Recorded data
* * *
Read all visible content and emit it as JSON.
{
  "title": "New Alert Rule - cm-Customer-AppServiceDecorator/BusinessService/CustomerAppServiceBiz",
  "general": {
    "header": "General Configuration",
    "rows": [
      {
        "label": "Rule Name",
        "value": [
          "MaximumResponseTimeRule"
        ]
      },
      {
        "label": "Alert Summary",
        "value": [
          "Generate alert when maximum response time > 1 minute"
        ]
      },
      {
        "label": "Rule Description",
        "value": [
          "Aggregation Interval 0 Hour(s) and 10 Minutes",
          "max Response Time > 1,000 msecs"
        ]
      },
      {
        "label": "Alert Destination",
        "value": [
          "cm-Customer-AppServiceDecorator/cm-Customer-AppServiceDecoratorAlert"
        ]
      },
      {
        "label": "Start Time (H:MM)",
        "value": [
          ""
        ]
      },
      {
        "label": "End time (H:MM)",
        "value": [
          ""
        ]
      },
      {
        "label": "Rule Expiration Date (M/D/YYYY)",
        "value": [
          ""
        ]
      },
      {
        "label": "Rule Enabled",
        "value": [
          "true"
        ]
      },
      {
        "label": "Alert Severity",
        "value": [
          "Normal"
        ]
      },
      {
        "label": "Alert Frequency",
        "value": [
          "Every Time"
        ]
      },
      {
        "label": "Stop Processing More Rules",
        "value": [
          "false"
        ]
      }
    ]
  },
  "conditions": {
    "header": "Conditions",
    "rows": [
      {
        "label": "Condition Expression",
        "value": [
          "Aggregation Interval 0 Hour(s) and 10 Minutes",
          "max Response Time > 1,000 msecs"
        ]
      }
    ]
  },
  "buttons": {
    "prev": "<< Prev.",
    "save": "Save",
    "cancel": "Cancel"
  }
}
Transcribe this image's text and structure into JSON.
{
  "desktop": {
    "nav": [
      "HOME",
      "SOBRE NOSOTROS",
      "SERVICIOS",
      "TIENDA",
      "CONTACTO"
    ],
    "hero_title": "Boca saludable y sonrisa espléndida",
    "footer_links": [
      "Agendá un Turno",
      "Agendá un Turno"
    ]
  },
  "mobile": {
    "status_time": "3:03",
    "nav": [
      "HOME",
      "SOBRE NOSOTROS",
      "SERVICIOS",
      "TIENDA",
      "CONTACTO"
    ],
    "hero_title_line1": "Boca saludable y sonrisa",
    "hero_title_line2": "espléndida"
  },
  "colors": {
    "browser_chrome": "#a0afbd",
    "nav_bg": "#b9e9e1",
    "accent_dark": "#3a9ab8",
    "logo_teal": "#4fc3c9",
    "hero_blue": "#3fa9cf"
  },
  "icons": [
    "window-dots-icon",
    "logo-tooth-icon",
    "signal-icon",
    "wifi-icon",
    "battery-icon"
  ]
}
* * *
Task prompt — Copy out all of the records shown above exactly.

Problem solution —
Read all visible content and emit it as JSON.
{
  "title": "New Alert Rule - cm-Customer-AppServiceDecorator/BusinessService/CustomerAppServiceBiz",
  "general": {
    "header": "General Configuration",
    "rows": [
      {
        "label": "Rule Name",
        "value": [
          "MaximumResponseTimeRule"
        ]
      },
      {
        "label": "Alert Summary",
        "value": [
          "Generate alert when maximum response time > 1 minute"
        ]
      },
      {
        "label": "Rule Description",
        "value": [
          "Aggregation Interval 0 Hour(s) and 10 Minutes",
          "max Response Time > 1,000 msecs"
        ]
      },
      {
        "label": "Alert Destination",
        "value": [
          "cm-Customer-AppServiceDecorator/cm-Customer-AppServiceDecoratorAlert"
        ]
      },
      {
        "label": "Start Time (H:MM)",
        "value": [
          ""
        ]
      },
      {
        "label": "End time (H:MM)",
        "value": [
          ""
        ]
      },
      {
        "label": "Rule Expiration Date (M/D/YYYY)",
        "value": [
          ""
        ]
      },
      {
        "label": "Rule Enabled",
        "value": [
          "true"
        ]
      },
      {
        "label": "Alert Severity",
        "value": [
          "Normal"
        ]
      },
      {
        "label": "Alert Frequency",
        "value": [
          "Every Time"
        ]
      },
      {
        "label": "Stop Processing More Rules",
        "value": [
          "false"
        ]
      }
    ]
  },
  "conditions": {
    "header": "Conditions",
    "rows": [
      {
        "label": "Condition Expression",
        "value": [
          "Aggregation Interval 0 Hour(s) and 10 Minutes",
          "max Response Time > 1,000 msecs"
        ]
      }
    ]
  },
  "buttons": {
    "prev": "<< Prev.",
    "save": "Save",
    "cancel": "Cancel"
  }
}
Transcribe this image's text and structure into JSON.
{
  "desktop": {
    "nav": [
      "HOME",
      "SOBRE NOSOTROS",
      "SERVICIOS",
      "TIENDA",
      "CONTACTO"
    ],
    "hero_title": "Boca saludable y sonrisa espléndida",
    "footer_links": [
      "Agendá un Turno",
      "Agendá un Turno"
    ]
  },
  "mobile": {
    "status_time": "3:03",
    "nav": [
      "HOME",
      "SOBRE NOSOTROS",
      "SERVICIOS",
      "TIENDA",
      "CONTACTO"
    ],
    "hero_title_line1": "Boca saludable y sonrisa",
    "hero_title_line2": "espléndida"
  },
  "colors": {
    "browser_chrome": "#a0afbd",
    "nav_bg": "#b9e9e1",
    "accent_dark": "#3a9ab8",
    "logo_teal": "#4fc3c9",
    "hero_blue": "#3fa9cf"
  },
  "icons": [
    "window-dots-icon",
    "logo-tooth-icon",
    "signal-icon",
    "wifi-icon",
    "battery-icon"
  ]
}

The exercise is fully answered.